──────── Available data ────────

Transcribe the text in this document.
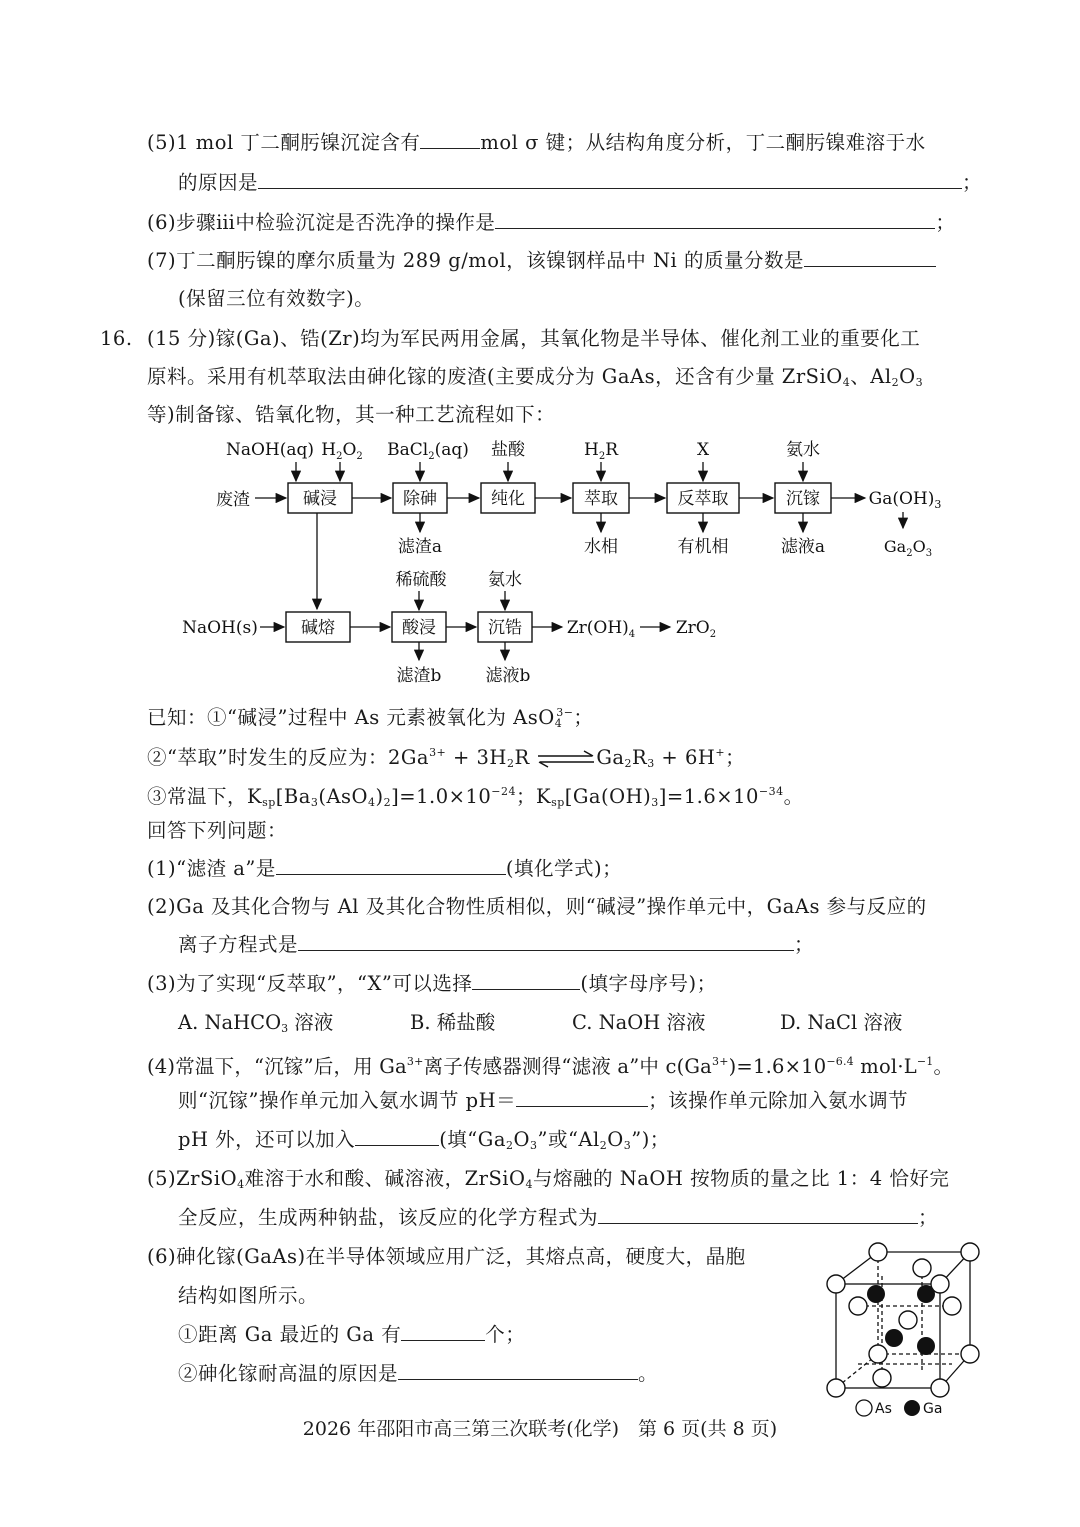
(5)1 mol 丁二酮肟镍沉淀含有	mol σ 键；从结构角度分析，丁二酮肟镍难溶于水
的原因是	；
(6)步骤ⅲ中检验沉淀是否洗净的操作是	；
(7)丁二酮肟镍的摩尔质量为 289 g/mol，该镍钢样品中 Ni 的质量分数是
(保留三位有效数字)。
16. (15 分)镓(Ga)、锆(Zr)均为军民两用金属，其氧化物是半导体、催化剂工业的重要化工
原料。采用有机萃取法由砷化镓的废渣(主要成分为 GaAs，还含有少量 ZrSiO$_4$、$Al_2O_3$
等)制备镓、锆氧化物，其一种工艺流程如下：
碱浸	除砷	纯化	萃取	反萃取	沉镓
废渣	$Ga(OH)_3$
$Ga_2O_3$
NaOH(aq) $H_2O_2$ BaCl$_2$(aq) 盐酸	$H_2R$	X	氨水
滤渣a	水相	有机相	滤液a
NaOH(s)	碱熔	酸浸	沉锆	$Zr(OH)_4$ ZrO$_2$
稀硫酸 氨水
滤渣b	滤液b
已知：①“碱浸”过程中 As 元素被氧化为 AsO$_4^{3-}$；
②“萃取”时发生的反应为：$2Ga^{3+} + 3H_2R$ $\rightleftharpoons Ga_2R_3 + 6H^+$；
③常温下，$K_{sp}[Ba_3(AsO_4)_2]=1.0\times 10^{-24}$；$K_{sp}[Ga(OH)_3]=1.6\times 10^{-34}$。
回答下列问题：
(1)“滤渣 a”是	(填化学式)；
(2)Ga 及其化合物与 Al 及其化合物性质相似，则“碱浸”操作单元中，GaAs 参与反应的
离子方程式是	；
(3)为了实现“反萃取”，“X”可以选择	(填字母序号)；
A. NaHCO$_3$ 溶液	B. 稀盐酸	C. NaOH 溶液	D. NaCl 溶液
(4)常温下，“沉镓”后，用 $Ga^{3+}$离子传感器测得“滤液 a”中 $c(Ga^{3+})=1.6\times 10^{-6.4}$ $mol\cdot L^{-1}$。
则“沉镓”操作单元加入氨水调节 pH＝	；该操作单元除加入氨水调节
pH 外，还可以加入	(填“$Ga_2O_3$”或“$Al_2O_3$”)；
(5)ZrSiO$_4$难溶于水和酸、碱溶液，ZrSiO$_4$与熔融的 NaOH 按物质的量之比 1：4 恰好完
全反应，生成两种钠盐，该反应的化学方程式为	；
(6)砷化镓(GaAs)在半导体领域应用广泛，其熔点高，硬度大，晶胞
结构如图所示。
①距离 Ga 最近的 Ga 有	个；
②砷化镓耐高温的原因是	。
As Ga
2026 年邵阳市高三第三次联考(化学)　第 6 页(共 8 页)
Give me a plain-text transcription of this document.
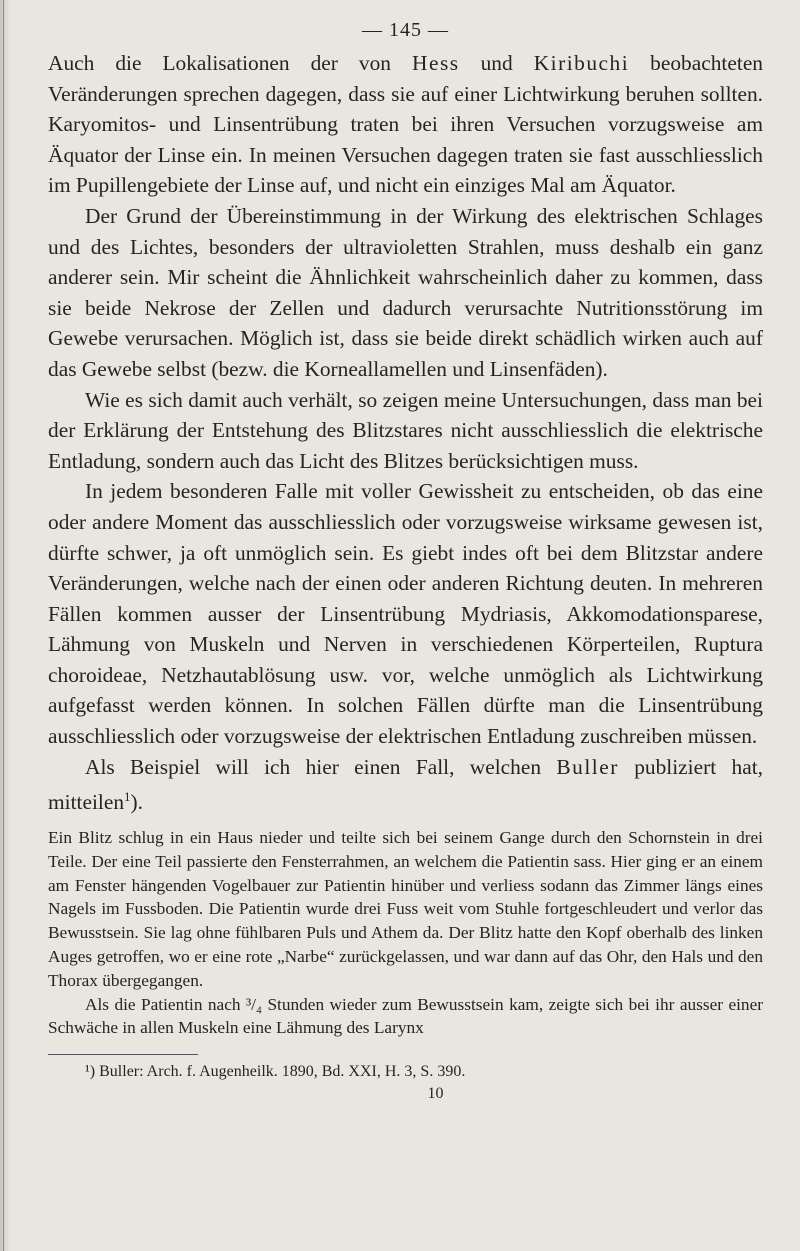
— 145 —

Auch die Lokalisationen der von Hess und Kiribuchi beobachteten Veränderungen sprechen dagegen, dass sie auf einer Lichtwirkung beruhen sollten. Karyomitos- und Linsentrübung traten bei ihren Versuchen vorzugsweise am Äquator der Linse ein. In meinen Versuchen dagegen traten sie fast ausschliesslich im Pupillengebiete der Linse auf, und nicht ein einziges Mal am Äquator.

Der Grund der Übereinstimmung in der Wirkung des elektrischen Schlages und des Lichtes, besonders der ultravioletten Strahlen, muss deshalb ein ganz anderer sein. Mir scheint die Ähnlichkeit wahrscheinlich daher zu kommen, dass sie beide Nekrose der Zellen und dadurch verursachte Nutritionsstörung im Gewebe verursachen. Möglich ist, dass sie beide direkt schädlich wirken auch auf das Gewebe selbst (bezw. die Korneallamellen und Linsenfäden).

Wie es sich damit auch verhält, so zeigen meine Untersuchungen, dass man bei der Erklärung der Entstehung des Blitzstares nicht ausschliesslich die elektrische Entladung, sondern auch das Licht des Blitzes berücksichtigen muss.

In jedem besonderen Falle mit voller Gewissheit zu entscheiden, ob das eine oder andere Moment das ausschliesslich oder vorzugsweise wirksame gewesen ist, dürfte schwer, ja oft unmöglich sein. Es giebt indes oft bei dem Blitzstar andere Veränderungen, welche nach der einen oder anderen Richtung deuten. In mehreren Fällen kommen ausser der Linsentrübung Mydriasis, Akkomodationsparese, Lähmung von Muskeln und Nerven in verschiedenen Körperteilen, Ruptura choroideae, Netzhautablösung usw. vor, welche unmöglich als Lichtwirkung aufgefasst werden können. In solchen Fällen dürfte man die Linsentrübung ausschliesslich oder vorzugsweise der elektrischen Entladung zuschreiben müssen.

Als Beispiel will ich hier einen Fall, welchen Buller publiziert hat, mitteilen$^1$).

Ein Blitz schlug in ein Haus nieder und teilte sich bei seinem Gange durch den Schornstein in drei Teile. Der eine Teil passierte den Fensterrahmen, an welchem die Patientin sass. Hier ging er an einem am Fenster hängenden Vogelbauer zur Patientin hinüber und verliess sodann das Zimmer längs eines Nagels im Fussboden. Die Patientin wurde drei Fuss weit vom Stuhle fortgeschleudert und verlor das Bewusstsein. Sie lag ohne fühlbaren Puls und Athem da. Der Blitz hatte den Kopf oberhalb des linken Auges getroffen, wo er eine rote „Narbe“ zurückgelassen, und war dann auf das Ohr, den Hals und den Thorax übergegangen.

Als die Patientin nach ³/₄ Stunden wieder zum Bewusstsein kam, zeigte sich bei ihr ausser einer Schwäche in allen Muskeln eine Lähmung des Larynx

¹) Buller: Arch. f. Augenheilk. 1890, Bd. XXI, H. 3, S. 390.

10
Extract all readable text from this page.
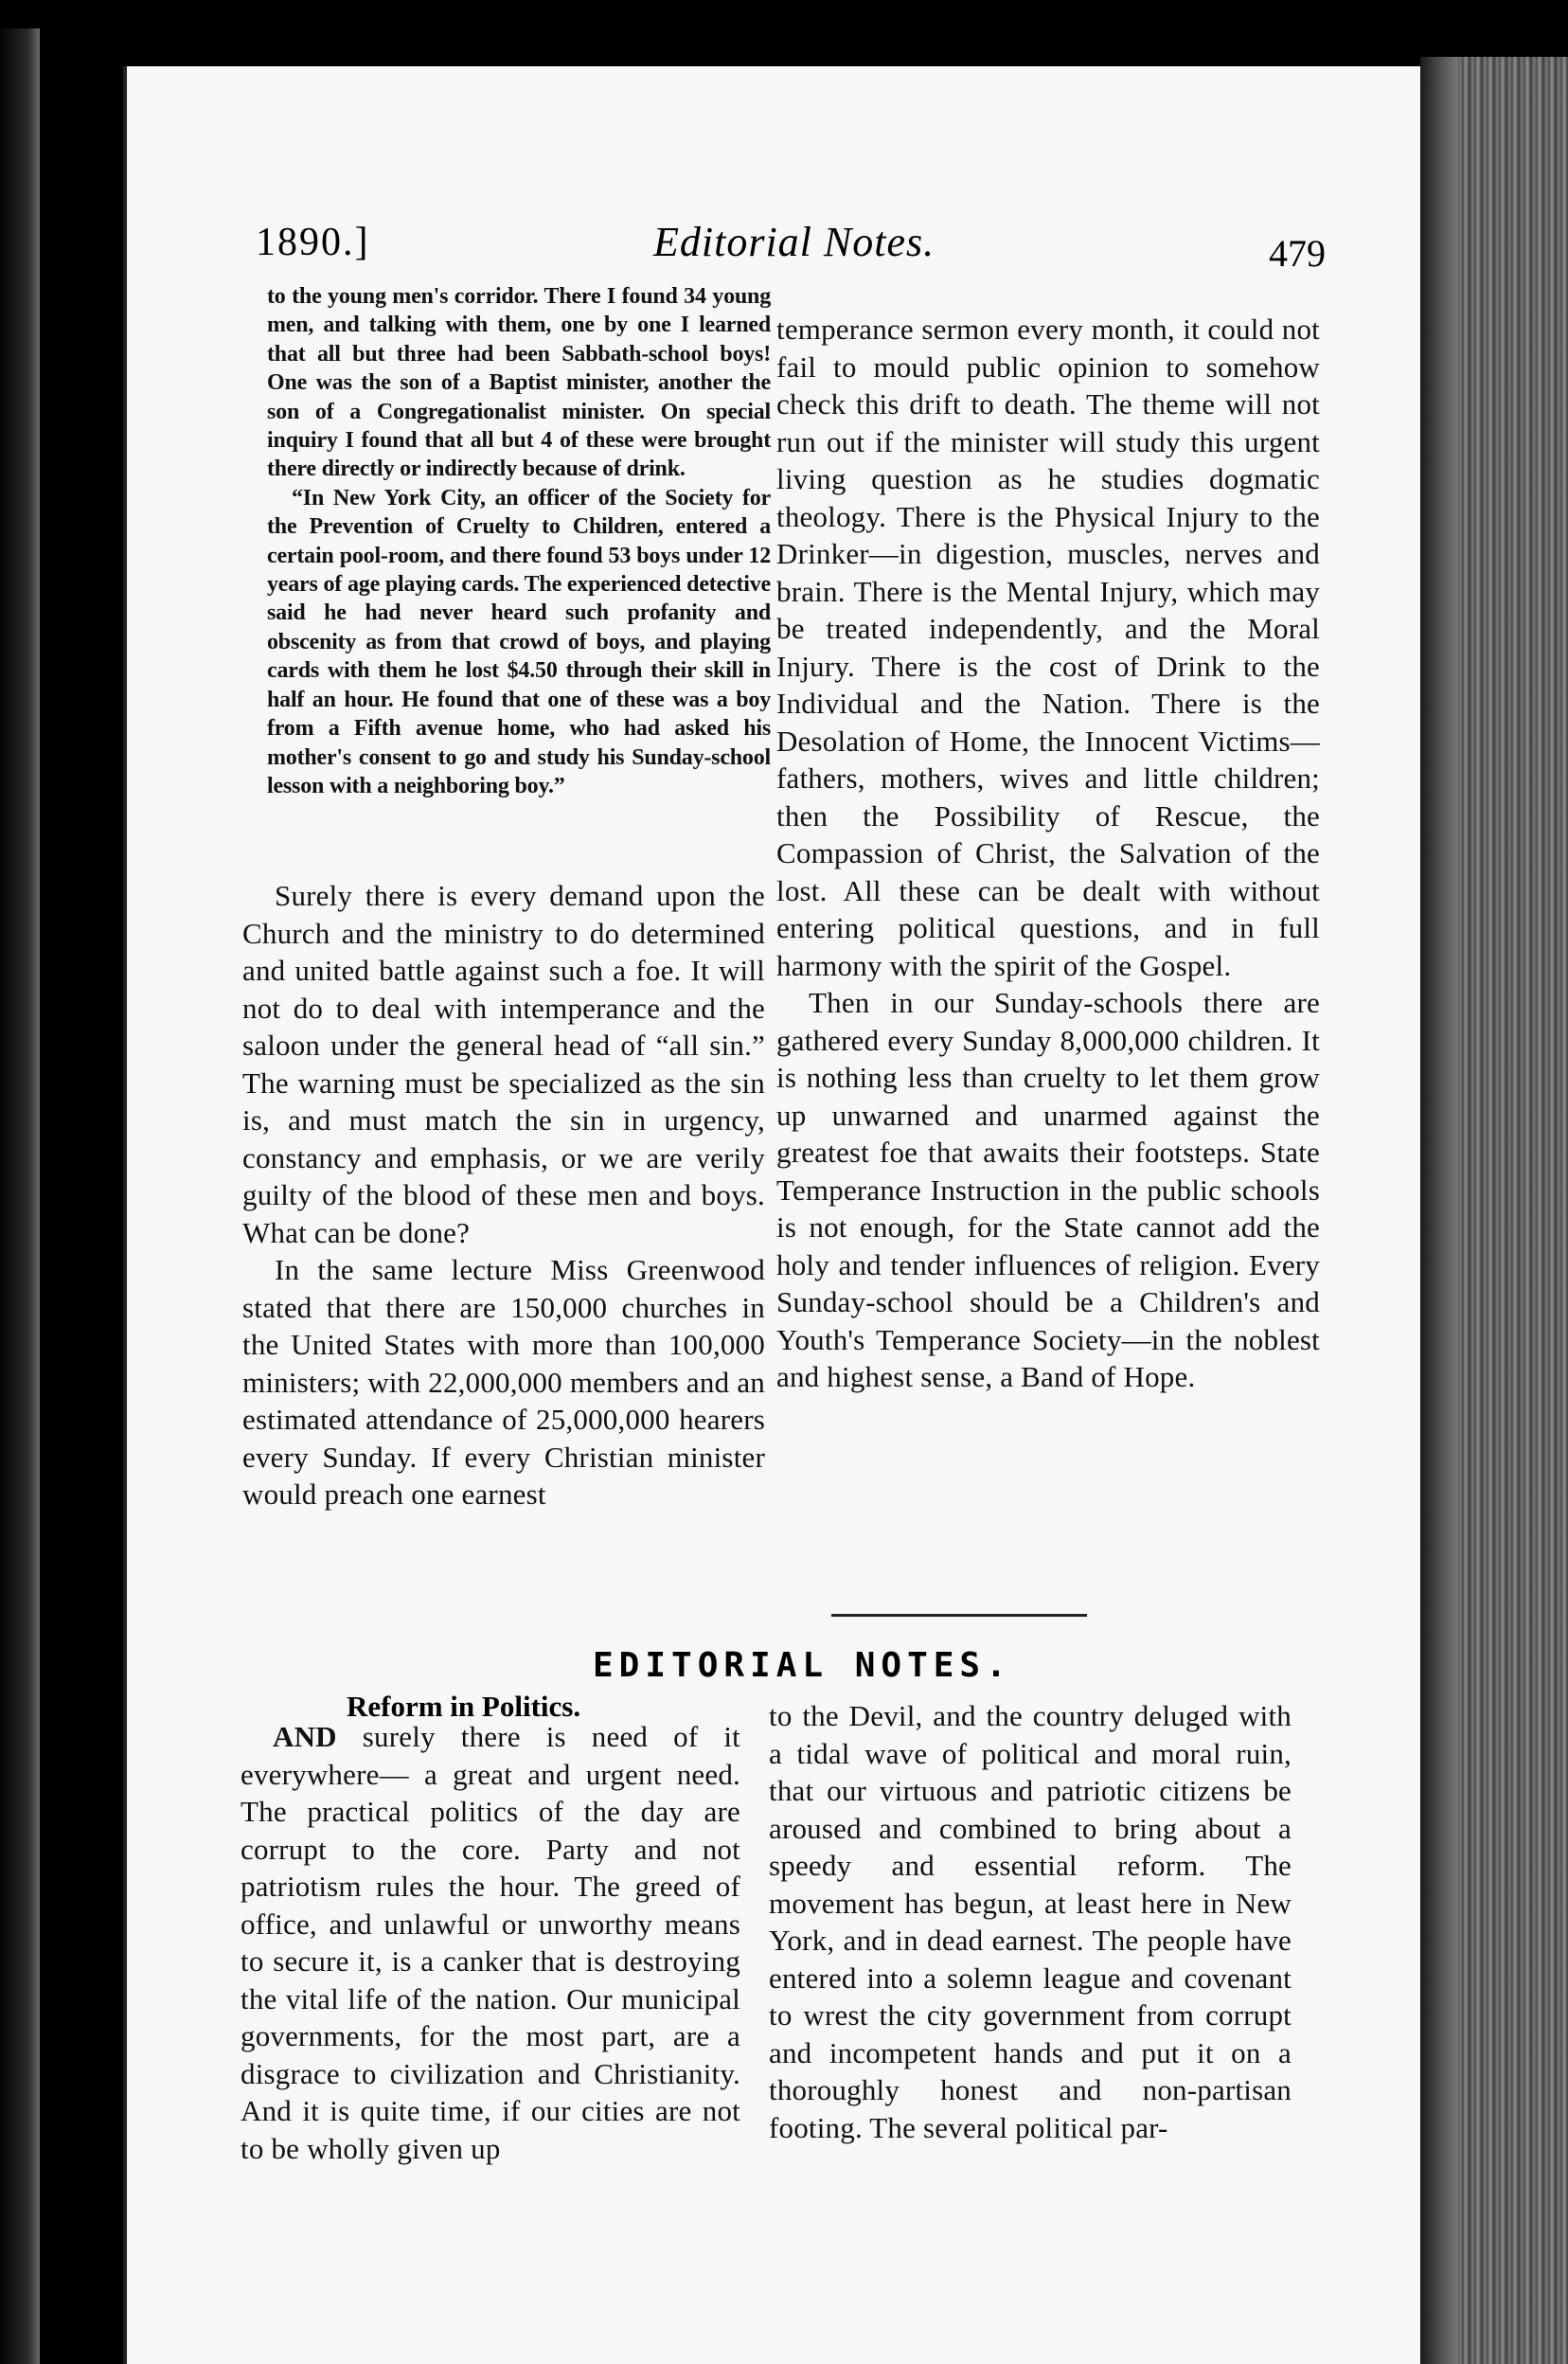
1890.]	Editorial Notes.	479

to the young men's corridor. There I found 34 young men, and talking with them, one by one I learned that all but three had been Sabbath-school boys! One was the son of a Baptist minister, another the son of a Congregationalist minister. On special inquiry I found that all but 4 of these were brought there directly or indirectly because of drink.

“In New York City, an officer of the Society for the Prevention of Cruelty to Children, entered a certain pool-room, and there found 53 boys under 12 years of age playing cards. The experienced detective said he had never heard such profanity and obscenity as from that crowd of boys, and playing cards with them he lost $4.50 through their skill in half an hour. He found that one of these was a boy from a Fifth avenue home, who had asked his mother's consent to go and study his Sunday-school lesson with a neighboring boy.”

Surely there is every demand upon the Church and the ministry to do determined and united battle against such a foe. It will not do to deal with intemperance and the saloon under the general head of “all sin.” The warning must be specialized as the sin is, and must match the sin in urgency, constancy and emphasis, or we are verily guilty of the blood of these men and boys. What can be done?

In the same lecture Miss Greenwood stated that there are 150,000 churches in the United States with more than 100,000 ministers; with 22,000,000 members and an estimated attendance of 25,000,000 hearers every Sunday. If every Christian minister would preach one earnest

temperance sermon every month, it could not fail to mould public opinion to somehow check this drift to death. The theme will not run out if the minister will study this urgent living question as he studies dogmatic theology. There is the Physical Injury to the Drinker—in digestion, muscles, nerves and brain. There is the Mental Injury, which may be treated independently, and the Moral Injury. There is the cost of Drink to the Individual and the Nation. There is the Desolation of Home, the Innocent Victims—fathers, mothers, wives and little children; then the Possibility of Rescue, the Compassion of Christ, the Salvation of the lost. All these can be dealt with without entering political questions, and in full harmony with the spirit of the Gospel.

Then in our Sunday-schools there are gathered every Sunday 8,000,000 children. It is nothing less than cruelty to let them grow up unwarned and unarmed against the greatest foe that awaits their footsteps. State Temperance Instruction in the public schools is not enough, for the State cannot add the holy and tender influences of religion. Every Sunday-school should be a Children's and Youth's Temperance Society—in the noblest and highest sense, a Band of Hope.

EDITORIAL NOTES.
Reform in Politics.

AND surely there is need of it everywhere— a great and urgent need. The practical politics of the day are corrupt to the core. Party and not patriotism rules the hour. The greed of office, and unlawful or unworthy means to secure it, is a canker that is destroying the vital life of the nation. Our municipal governments, for the most part, are a disgrace to civilization and Christianity. And it is quite time, if our cities are not to be wholly given up

to the Devil, and the country deluged with a tidal wave of political and moral ruin, that our virtuous and patriotic citizens be aroused and combined to bring about a speedy and essential reform. The movement has begun, at least here in New York, and in dead earnest. The people have entered into a solemn league and covenant to wrest the city government from corrupt and incompetent hands and put it on a thoroughly honest and non-partisan footing. The several political par-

────────

*What the task requires*
Using the listing above, show every line that includes the string "GaAs".

*Reply to the task*
原料。采用有机萃取法由砷化镓的废渣(主要成分为 GaAs，还含有少量 ZrSiO$_4$、$Al_2O_3$
(2)Ga 及其化合物与 Al 及其化合物性质相似，则“碱浸”操作单元中，GaAs 参与反应的
(6)砷化镓(GaAs)在半导体领域应用广泛，其熔点高，硬度大，晶胞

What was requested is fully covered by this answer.